» Qué harás:
[A] Por favor, reescribe de forma más breve el párrafo del texto sobre las cruces de mayo que empieza con «Cada año al llegar mayo», sin perder sus datos principales.
[B] Prosigue el texto sobre las cruces de mayo a partir de su última frase.

» Artículo:
>>

Mis pensamientos, poemas, cuentos... de Isabel Agüera

28 abr 2018

Cruces de mayo

 Mi nieta Isabel María, bailando en una Cruz
 Mi nieta Amalia, de pequeñita, luciendo su cruz
Como vengo haciendo, cuando escribo de mi pueblo en  años de mi infancia   son mis recuerdos los que van a primar, en esta notoria costumbre de las cruces de mayo, y es por ello que las alusiones sean personales, si bien estoy segura se identificarán con los hechos la gente que, como yo, los vivió de una manera o de otra.
Cada año al llegar mayo el tema de las cruces me apasionaba. Los niños en general hacían sus cruces particulares, muchas de las cuales, hechas por personas mayores, resultaban ser pequeñas obras de arte. La mía era de confección particular. Quiero decir que me las tenía que arreglar sola, para lo cual me servía de dos varetas, -nunca las conseguía derechas totalmente- que revestía con lacitos  de papel de seda que pegaba con gachuela. Después, como base  una caja de zapatos, adornada con el mismo procedimiento. La veo, sí la veo colocada, finalmente, sobre la cómoda con muchas estampitas alrededor, con grandes ramos de celinda, rosas, jazmines y todo cubierto de pétalos.

<<

(Entradas de disposición espacial)
>>

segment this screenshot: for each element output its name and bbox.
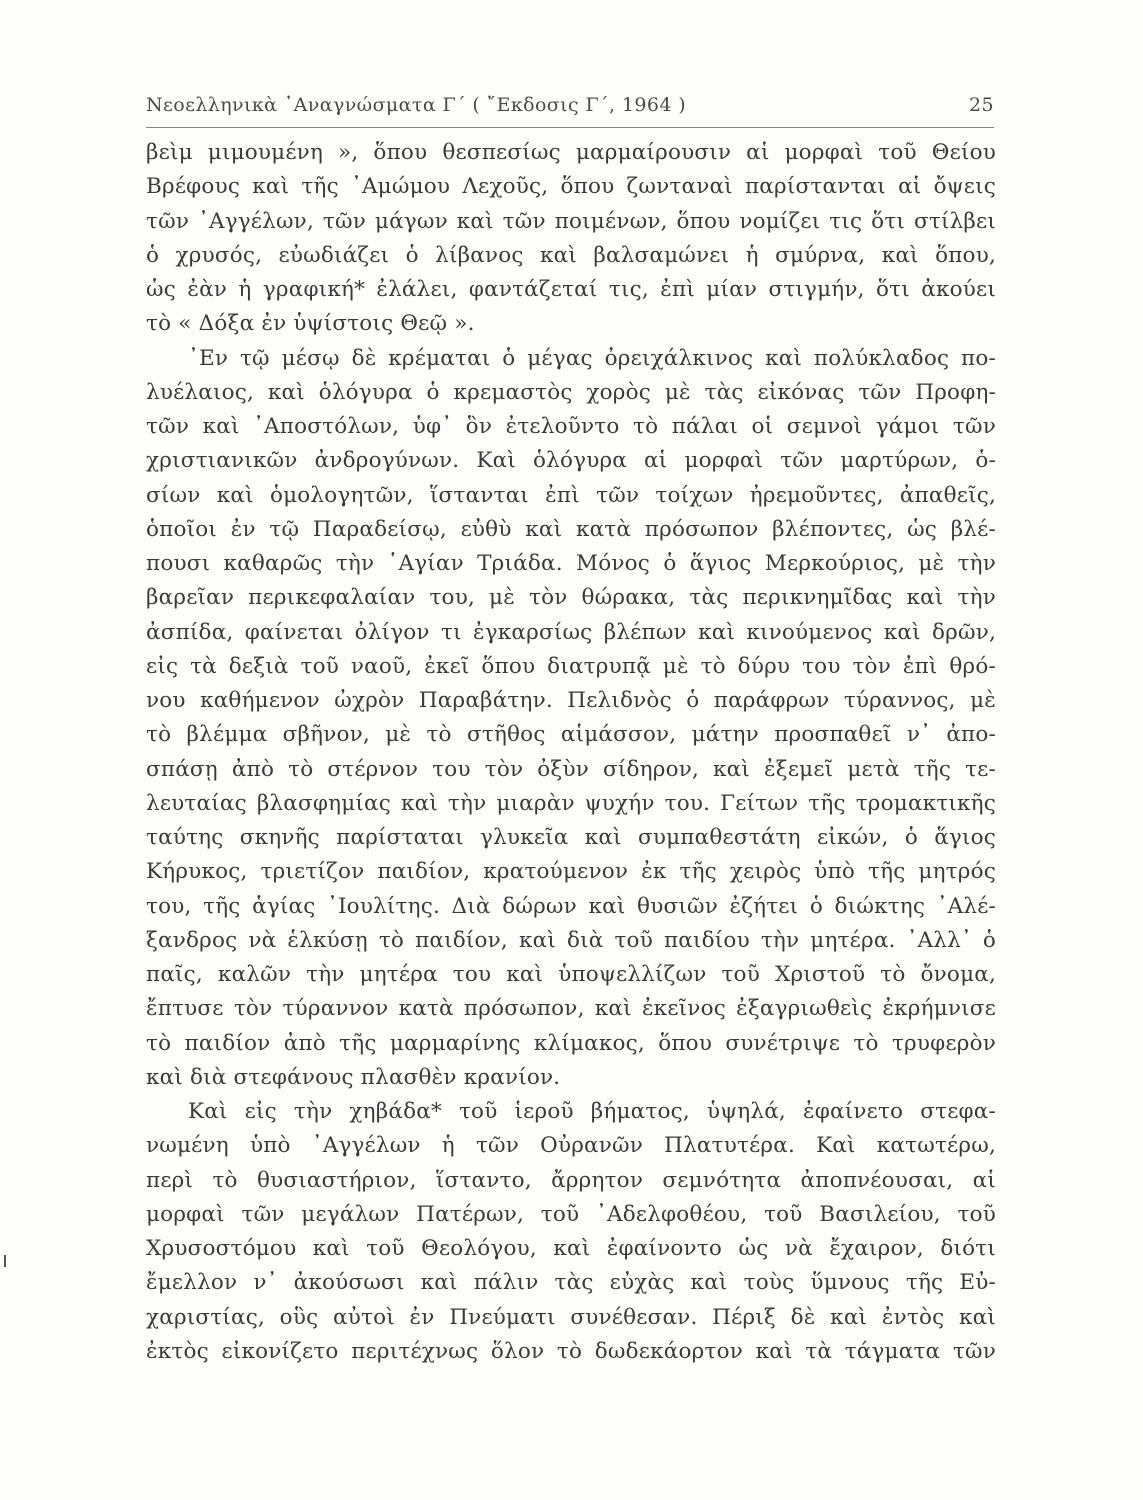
text-line: περὶ τὸ θυσιαστήριον, ἵσταντο, ἄρρητον σεμνότητα ἀποπνέουσαι, αἱ — [146, 1167, 996, 1193]
text-line: τὸ παιδίον ἀπὸ τῆς μαρμαρίνης κλίμακος, ὅπου συνέτριψε τὸ τρυφερὸν — [146, 1030, 996, 1056]
text-line: νου καθήμενον ὠχρὸν Παραβάτην. Πελιδνὸς ὁ παράφρων τύραννος, μὲ — [146, 688, 996, 713]
text-line: ἔπτυσε τὸν τύραννον κατὰ πρόσωπον, καὶ ἐκεῖνος ἐξαγριωθεὶς ἐκρήμνισε — [146, 996, 996, 1022]
text-line: μορφαὶ τῶν μεγάλων Πατέρων, τοῦ ᾿Αδελφοθέου, τοῦ Βασιλείου, τοῦ — [146, 1201, 996, 1227]
text-line: Καὶ εἰς τὴν χηβάδα* τοῦ ἱεροῦ βήματος, ὑψηλά, ἐφαίνετο στεφα- — [188, 1099, 996, 1124]
text-line: εἰς τὰ δεξιὰ τοῦ ναοῦ, ἐκεῖ ὅπου διατρυπᾷ μὲ τὸ δύρυ του τὸν ἐπὶ θρό- — [146, 653, 996, 679]
margin-mark — [4, 1255, 6, 1267]
text-line: βεὶμ μιμουμένη », ὅπου θεσπεσίως μαρμαίρουσιν αἱ μορφαὶ τοῦ Θείου — [146, 140, 996, 165]
text-line: τὸ « Δόξα ἐν ὑψίστοις Θεῷ ». — [146, 311, 475, 337]
text-line: λευταίας βλασφημίας καὶ τὴν μιαρὰν ψυχήν του. Γείτων τῆς τρομακτικῆς — [146, 790, 996, 816]
text-line: Βρέφους καὶ τῆς ᾿Αμώμου Λεχοῦς, ὅπου ζωνταναὶ παρίστανται αἱ ὄψεις — [146, 174, 996, 200]
text-line: σίων καὶ ὁμολογητῶν, ἵστανται ἐπὶ τῶν τοίχων ἠρεμοῦντες, ἀπαθεῖς, — [146, 482, 996, 508]
text-line: λυέλαιος, καὶ ὁλόγυρα ὁ κρεμαστὸς χορὸς μὲ τὰς εἰκόνας τῶν Προφη- — [146, 379, 996, 405]
text-line: ἐκτὸς εἰκονίζετο περιτέχνως ὅλον τὸ δωδεκάορτον καὶ τὰ τάγματα τῶν — [146, 1338, 996, 1364]
running-header — [146, 88, 994, 124]
text-line: Χρυσοστόμου καὶ τοῦ Θεολόγου, καὶ ἐφαίνοντο ὡς νὰ ἔχαιρον, διότι — [146, 1236, 996, 1261]
text-line: ταύτης σκηνῆς παρίσταται γλυκεῖα καὶ συμπαθεστάτη εἰκών, ὁ ἅγιος — [146, 825, 996, 850]
text-line: καὶ διὰ στεφάνους πλασθὲν κρανίον. — [146, 1064, 561, 1090]
page-number: 25 — [969, 94, 994, 116]
text-line: πουσι καθαρῶς τὴν ῾Αγίαν Τριάδα. Μόνος ὁ ἅγιος Μερκούριος, μὲ τὴν — [146, 551, 996, 576]
text-line: του, τῆς ἁγίας ᾿Ιουλίτης. Διὰ δώρων καὶ θυσιῶν ἐζήτει ὁ διώκτης ᾿Αλέ- — [146, 893, 996, 919]
text-line: ὁ χρυσός, εὐωδιάζει ὁ λίβανος καὶ βαλσαμώνει ἡ σμύρνα, καὶ ὅπου, — [146, 242, 996, 268]
text-line: σπάσῃ ἀπὸ τὸ στέρνον του τὸν ὀξὺν σίδηρον, καὶ ἐξεμεῖ μετὰ τῆς τε- — [146, 756, 996, 782]
text-line: χαριστίας, οὓς αὐτοὶ ἐν Πνεύματι συνέθεσαν. Πέριξ δὲ καὶ ἐντὸς καὶ — [146, 1304, 996, 1330]
text-line: ᾿Εν τῷ μέσῳ δὲ κρέμαται ὁ μέγας ὀρειχάλκινος καὶ πολύκλαδος πο- — [188, 345, 996, 371]
header-rule — [146, 127, 994, 128]
body-text — [146, 136, 996, 1369]
text-line: ὡς ἐὰν ἡ γραφική* ἐλάλει, φαντάζεταί τις, ἐπὶ μίαν στιγμήν, ὅτι ἀκούει — [146, 277, 996, 302]
text-line: Κήρυκος, τριετίζον παιδίον, κρατούμενον ἐκ τῆς χειρὸς ὑπὸ τῆς μητρός — [146, 859, 996, 885]
text-line: ἔμελλον ν᾿ ἀκούσωσι καὶ πάλιν τὰς εὐχὰς καὶ τοὺς ὕμνους τῆς Εὐ- — [146, 1270, 996, 1296]
text-line: τῶν καὶ ᾿Αποστόλων, ὑφ᾿ ὃν ἐτελοῦντο τὸ πάλαι οἱ σεμνοὶ γάμοι τῶν — [146, 414, 996, 439]
text-line: ὁποῖοι ἐν τῷ Παραδείσῳ, εὐθὺ καὶ κατὰ πρόσωπον βλέποντες, ὡς βλέ- — [146, 516, 996, 542]
text-line: τὸ βλέμμα σβῆνον, μὲ τὸ στῆθος αἱμάσσον, μάτην προσπαθεῖ ν᾿ ἀπο- — [146, 722, 996, 748]
text-line: χριστιανικῶν ἀνδρογύνων. Καὶ ὁλόγυρα αἱ μορφαὶ τῶν μαρτύρων, ὁ- — [146, 448, 996, 474]
text-line: νωμένη ὑπὸ ᾿Αγγέλων ἡ τῶν Οὐρανῶν Πλατυτέρα. Καὶ κατωτέρω, — [146, 1133, 996, 1159]
running-title: Νεοελληνικὰ ᾿Αναγνώσματα Γ΄ ( ῎Εκδοσις Γ΄, 1964 ) — [146, 94, 687, 116]
text-line: ξανδρος νὰ ἑλκύσῃ τὸ παιδίον, καὶ διὰ τοῦ παιδίου τὴν μητέρα. ᾿Αλλ᾿ ὁ — [146, 927, 996, 953]
text-line: ἀσπίδα, φαίνεται ὀλίγον τι ἐγκαρσίως βλέπων καὶ κινούμενος καὶ δρῶν, — [146, 619, 996, 645]
text-line: βαρεῖαν περικεφαλαίαν του, μὲ τὸν θώρακα, τὰς περικνημῖδας καὶ τὴν — [146, 585, 996, 611]
text-line: τῶν ᾿Αγγέλων, τῶν μάγων καὶ τῶν ποιμένων, ὅπου νομίζει τις ὅτι στίλβει — [146, 208, 996, 234]
text-line: παῖς, καλῶν τὴν μητέρα του καὶ ὑποψελλίζων τοῦ Χριστοῦ τὸ ὄνομα, — [146, 962, 996, 987]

<<

» Resultados por tarea:
[A] Cada mayo me apasionaban las cruces. Los niños hacían las suyas, y muchas, hechas por personas mayores, eran pequeñas obras de arte. Yo armaba la mía sola: dos varetas, nunca del todo derechas, forradas con lacitos de papel de seda pegados con gachuela, sobre una caja de zapatos adornada igual. Al final quedaba sobre la cómoda, con muchas estampitas alrededor, grandes ramos de celinda, rosas y jazmines, y todo cubierto de pétalos.

[B]
¡Qué feliz me sentía cuando  al fin podía contemplar aquel singular altar, allí, al alcance de mi vista, frente a mi cama! A veces, mis fervores me llevaban a exhibirla por la calle, como los demás niños que, de casa en casa, recaudaban unas pesetillas, pero todo quedaba más bien en intentos porque mi padre no consideraba digno de mi condición el andar pidiendo.
Recuerdo, como algo espectacular, el altar que Andrés, el mosca, monaguillo de profesión, montaba en una habitación de su casa, frente al Colegio de las monjas. Creo que el hecho de ser monago le imprimía cierta autoridad entre la chiquillada, y tal vez, fuera la razón por la que su altar era el más elogiado y visitado. Efectivamente, lo recuerdo como un monumento que ocupaba de forma escalonada toda una gran habitación. Cada tarde, simulaba decir Misa, y allí que acudíamos todos, pero no sé por qué extraña razón yo no le gustaba y en cuanto me veía aparecer, con mi velo hasta la cintura, mi librito de misa y  mi rosario repetía: tú no entras, nena, que eres mu fea. También en la iglesia me perseguía tirándome del velo. Así que nunca participé a gusto de sus célebres “ritos Tan sólo podía verlos desde la calle o desde la ventana.
Y ahora me viene a la memoria, a modo de paréntesis, cómo también, a cuenta de mi librito de misa, me sentía perseguida por una niña, Isabel la larga, creo que le llamaban. Todo comenzó por una imposición de ella de cambiarme una estampita de mi primera Comunión por no sé qué cosa. Me dijo: vamos a echar pelillos a la mar, y eso quería  decir que si   la descambiaba me iba al infierno.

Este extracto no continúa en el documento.